How many lines of these entries hold the string "megfelelő"? Reply with the number alone.

## Records supplied
────────────────────

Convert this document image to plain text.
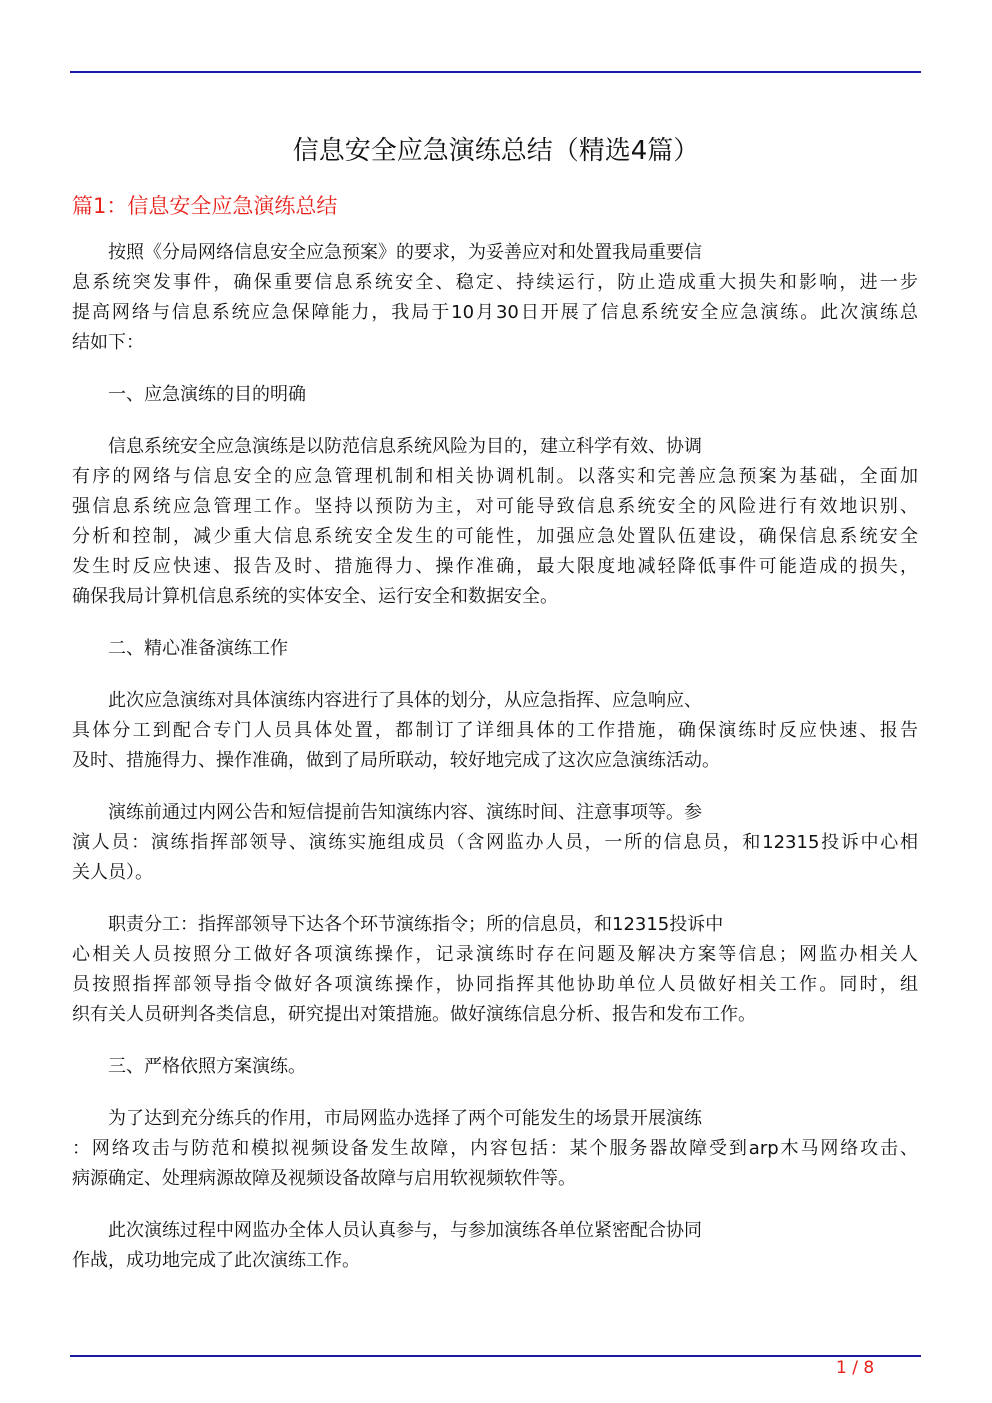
信息安全应急演练总结（精选4篇）
篇1：信息安全应急演练总结
按照《分局网络信息安全应急预案》的要求，为妥善应对和处置我局重要信
息系统突发事件，确保重要信息系统安全、稳定、持续运行，防止造成重大损失和影响，进一步
提高网络与信息系统应急保障能力，我局于10月30日开展了信息系统安全应急演练。此次演练总
结如下：
一、应急演练的目的明确
信息系统安全应急演练是以防范信息系统风险为目的，建立科学有效、协调
有序的网络与信息安全的应急管理机制和相关协调机制。以落实和完善应急预案为基础，全面加
强信息系统应急管理工作。坚持以预防为主，对可能导致信息系统安全的风险进行有效地识别、
分析和控制，减少重大信息系统安全发生的可能性，加强应急处置队伍建设，确保信息系统安全
发生时反应快速、报告及时、措施得力、操作准确，最大限度地减轻降低事件可能造成的损失，
确保我局计算机信息系统的实体安全、运行安全和数据安全。
二、精心准备演练工作
此次应急演练对具体演练内容进行了具体的划分，从应急指挥、应急响应、
具体分工到配合专门人员具体处置，都制订了详细具体的工作措施，确保演练时反应快速、报告
及时、措施得力、操作准确，做到了局所联动，较好地完成了这次应急演练活动。
演练前通过内网公告和短信提前告知演练内容、演练时间、注意事项等。参
演人员：演练指挥部领导、演练实施组成员（含网监办人员，一所的信息员，和12315投诉中心相
关人员）。
职责分工：指挥部领导下达各个环节演练指令；所的信息员，和12315投诉中
心相关人员按照分工做好各项演练操作，记录演练时存在问题及解决方案等信息；网监办相关人
员按照指挥部领导指令做好各项演练操作，协同指挥其他协助单位人员做好相关工作。同时，组
织有关人员研判各类信息，研究提出对策措施。做好演练信息分析、报告和发布工作。
三、严格依照方案演练。
为了达到充分练兵的作用，市局网监办选择了两个可能发生的场景开展演练
：网络攻击与防范和模拟视频设备发生故障，内容包括：某个服务器故障受到arp木马网络攻击、
病源确定、处理病源故障及视频设备故障与启用软视频软件等。
此次演练过程中网监办全体人员认真参与，与参加演练各单位紧密配合协同
作战，成功地完成了此次演练工作。
1 / 8
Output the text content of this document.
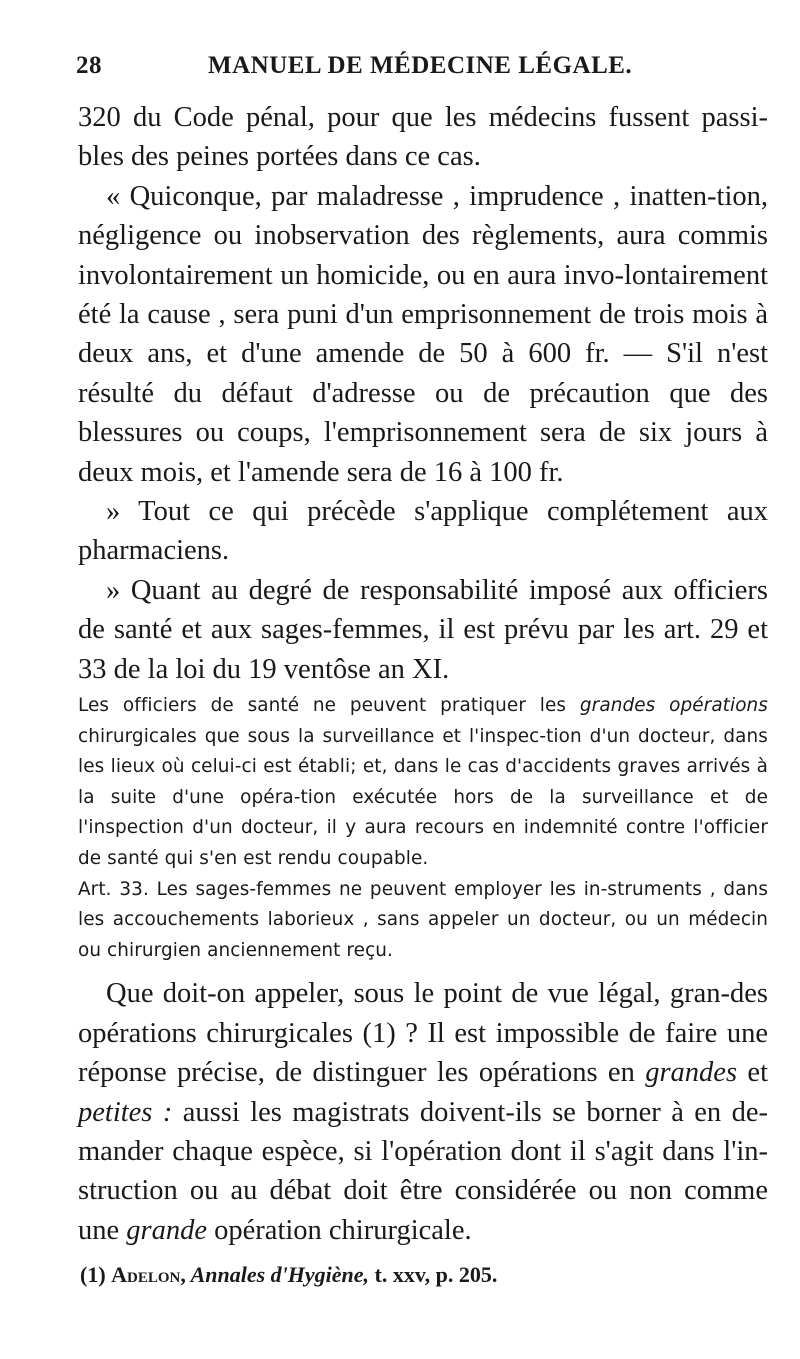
28	MANUEL DE MÉDECINE LÉGALE.

320 du Code pénal, pour que les médecins fussent passi-bles des peines portées dans ce cas.

« Quiconque, par maladresse , imprudence , inatten-tion, négligence ou inobservation des règlements, aura commis involontairement un homicide, ou en aura invo-lontairement été la cause , sera puni d'un emprisonnement de trois mois à deux ans, et d'une amende de 50 à 600 fr. — S'il n'est résulté du défaut d'adresse ou de précaution que des blessures ou coups, l'emprisonnement sera de six jours à deux mois, et l'amende sera de 16 à 100 fr.

» Tout ce qui précède s'applique complétement aux pharmaciens.

» Quant au degré de responsabilité imposé aux officiers de santé et aux sages-femmes, il est prévu par les art. 29 et 33 de la loi du 19 ventôse an XI.

Les officiers de santé ne peuvent pratiquer les grandes opérations chirurgicales que sous la surveillance et l'inspec-tion d'un docteur, dans les lieux où celui-ci est établi; et, dans le cas d'accidents graves arrivés à la suite d'une opéra-tion exécutée hors de la surveillance et de l'inspection d'un docteur, il y aura recours en indemnité contre l'officier de santé qui s'en est rendu coupable.

Art. 33. Les sages-femmes ne peuvent employer les in-struments , dans les accouchements laborieux , sans appeler un docteur, ou un médecin ou chirurgien anciennement reçu.

Que doit-on appeler, sous le point de vue légal, gran-des opérations chirurgicales (1) ? Il est impossible de faire une réponse précise, de distinguer les opérations en grandes et petites : aussi les magistrats doivent-ils se borner à en de-mander chaque espèce, si l'opération dont il s'agit dans l'in-struction ou au débat doit être considérée ou non comme une grande opération chirurgicale.

(1) Adelon, Annales d'Hygiène, t. xxv, p. 205.
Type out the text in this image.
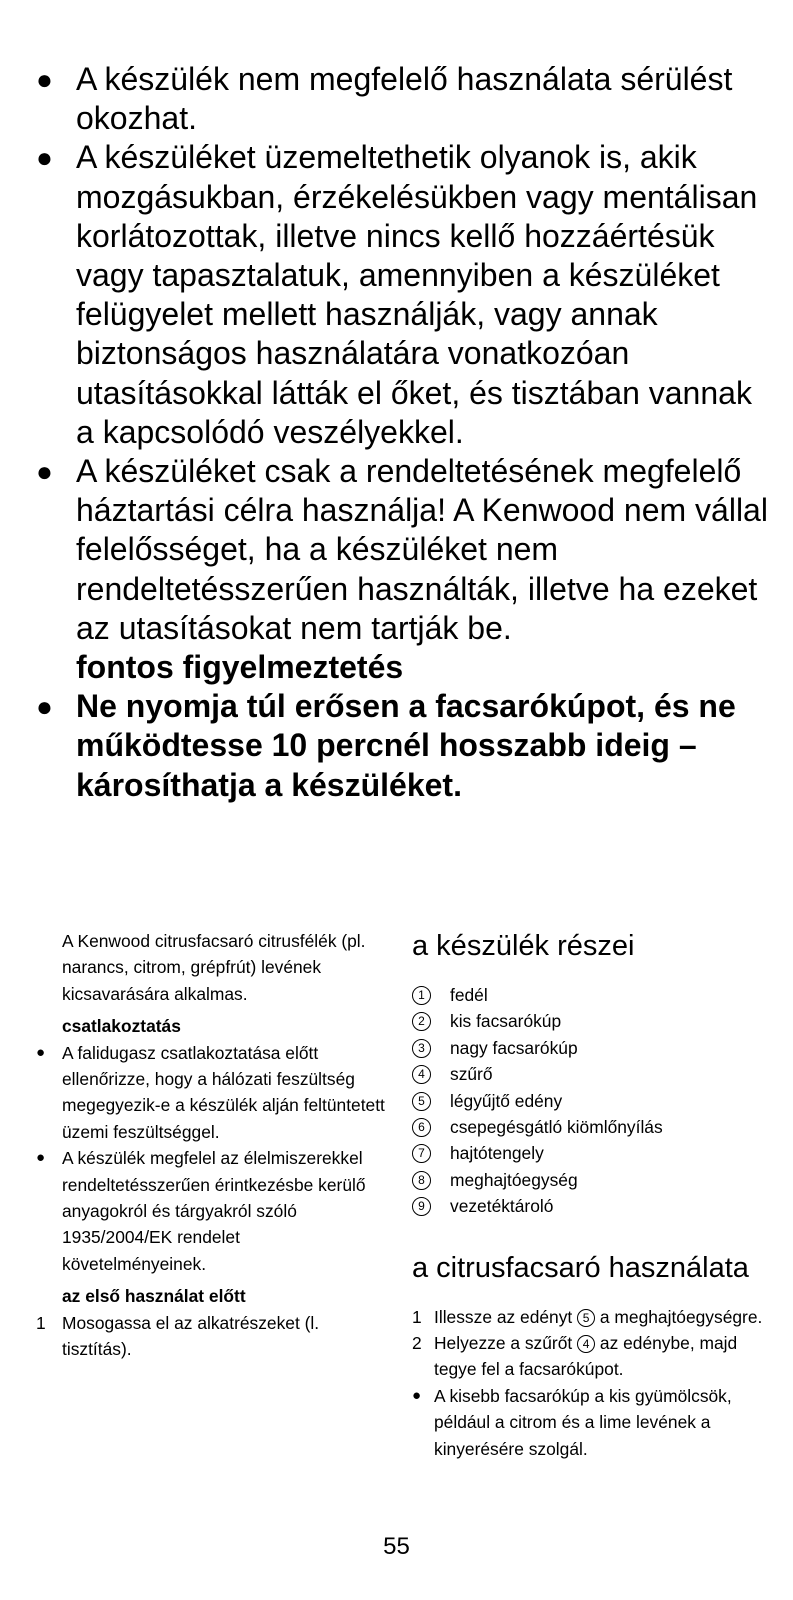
● A készülék nem megfelelő használata sérülést okozhat.
● A készüléket üzemeltethetik olyanok is, akik mozgásukban, érzékelésükben vagy mentálisan korlátozottak, illetve nincs kellő hozzáértésük vagy tapasztalatuk, amennyiben a készüléket felügyelet mellett használják, vagy annak biztonságos használatára vonatkozóan utasításokkal látták el őket, és tisztában vannak a kapcsolódó veszélyekkel.
● A készüléket csak a rendeltetésének megfelelő háztartási célra használja! A Kenwood nem vállal felelősséget, ha a készüléket nem rendeltetésszerűen használták, illetve ha ezeket az utasításokat nem tartják be.
fontos figyelmeztetés
● Ne nyomja túl erősen a facsarókúpot, és ne működtesse 10 percnél hosszabb ideig – károsíthatja a készüléket.

A Kenwood citrusfacsaró citrusfélék (pl. narancs, citrom, grépfrút) levének kicsavarására alkalmas.

csatlakoztatás
● A falidugasz csatlakoztatása előtt ellenőrizze, hogy a hálózati feszültség megegyezik-e a készülék alján feltüntetett üzemi feszültséggel.
● A készülék megfelel az élelmiszerekkel rendeltetésszerűen érintkezésbe kerülő anyagokról és tárgyakról szóló 1935/2004/EK rendelet követelményeinek.
az első használat előtt
1 Mosogassa el az alkatrészeket (l. tisztítás).
a készülék részei
1	fedél
2	kis facsarókúp
3	nagy facsarókúp
4	szűrő
5	légyűjtő edény
6	csepegésgátló kiömlőnyílás
7	hajtótengely
8	meghajtóegység
9	vezetéktároló
a citrusfacsaró használata
1 Illessze az edényt 5 a meghajtóegységre.
2 Helyezze a szűrőt 4 az edénybe, majd tegye fel a facsarókúpot.
● A kisebb facsarókúp a kis gyümölcsök, például a citrom és a lime levének a kinyerésére szolgál.
55
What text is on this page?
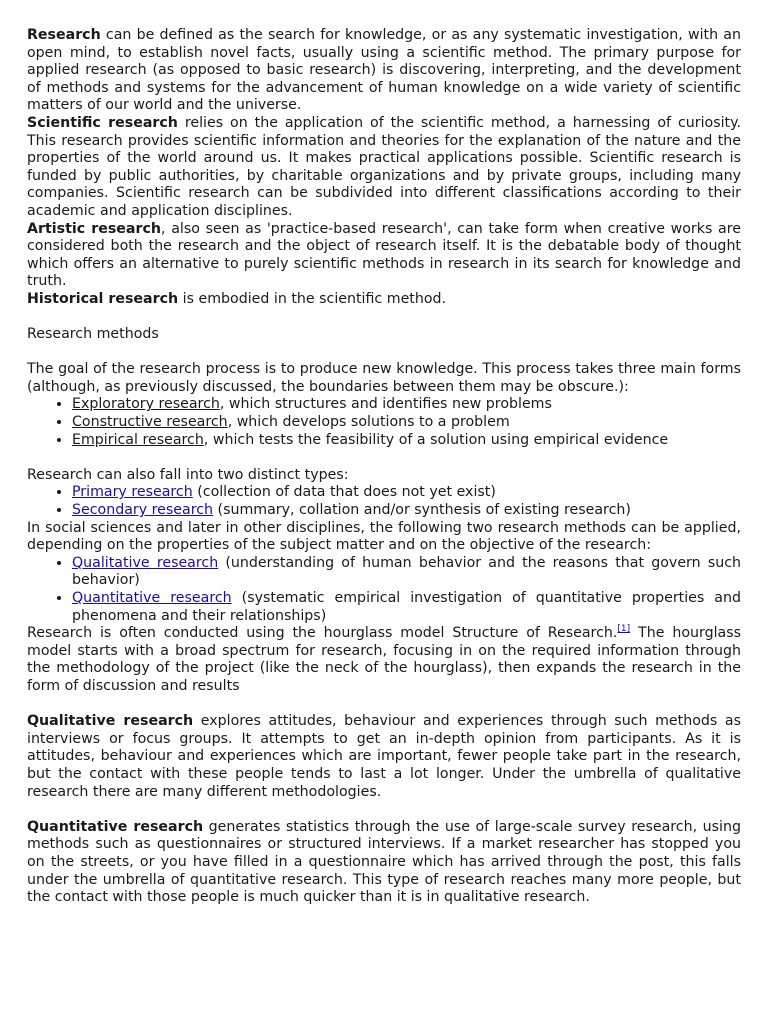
Research can be defined as the search for knowledge, or as any systematic investigation, with an open mind, to establish novel facts, usually using a scientific method. The primary purpose for applied research (as opposed to basic research) is discovering, interpreting, and the development of methods and systems for the advancement of human knowledge on a wide variety of scientific matters of our world and the universe.

Scientific research relies on the application of the scientific method, a harnessing of curiosity. This research provides scientific information and theories for the explanation of the nature and the properties of the world around us. It makes practical applications possible. Scientific research is funded by public authorities, by charitable organizations and by private groups, including many companies. Scientific research can be subdivided into different classifications according to their academic and application disciplines.

Artistic research, also seen as 'practice-based research', can take form when creative works are considered both the research and the object of research itself. It is the debatable body of thought which offers an alternative to purely scientific methods in research in its search for knowledge and truth.

Historical research is embodied in the scientific method.

Research methods

The goal of the research process is to produce new knowledge. This process takes three main forms (although, as previously discussed, the boundaries between them may be obscure.):

• Exploratory research, which structures and identifies new problems
• Constructive research, which develops solutions to a problem
• Empirical research, which tests the feasibility of a solution using empirical evidence

Research can also fall into two distinct types:

• Primary research (collection of data that does not yet exist)
• Secondary research (summary, collation and/or synthesis of existing research)

In social sciences and later in other disciplines, the following two research methods can be applied, depending on the properties of the subject matter and on the objective of the research:

• Qualitative research (understanding of human behavior and the reasons that govern such behavior)
• Quantitative research (systematic empirical investigation of quantitative properties and phenomena and their relationships)

Research is often conducted using the hourglass model Structure of Research.[1] The hourglass model starts with a broad spectrum for research, focusing in on the required information through the methodology of the project (like the neck of the hourglass), then expands the research in the form of discussion and results

Qualitative research explores attitudes, behaviour and experiences through such methods as interviews or focus groups. It attempts to get an in-depth opinion from participants. As it is attitudes, behaviour and experiences which are important, fewer people take part in the research, but the contact with these people tends to last a lot longer. Under the umbrella of qualitative research there are many different methodologies.

Quantitative research generates statistics through the use of large-scale survey research, using methods such as questionnaires or structured interviews. If a market researcher has stopped you on the streets, or you have filled in a questionnaire which has arrived through the post, this falls under the umbrella of quantitative research. This type of research reaches many more people, but the contact with those people is much quicker than it is in qualitative research.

────────────────────

## Exercise response
2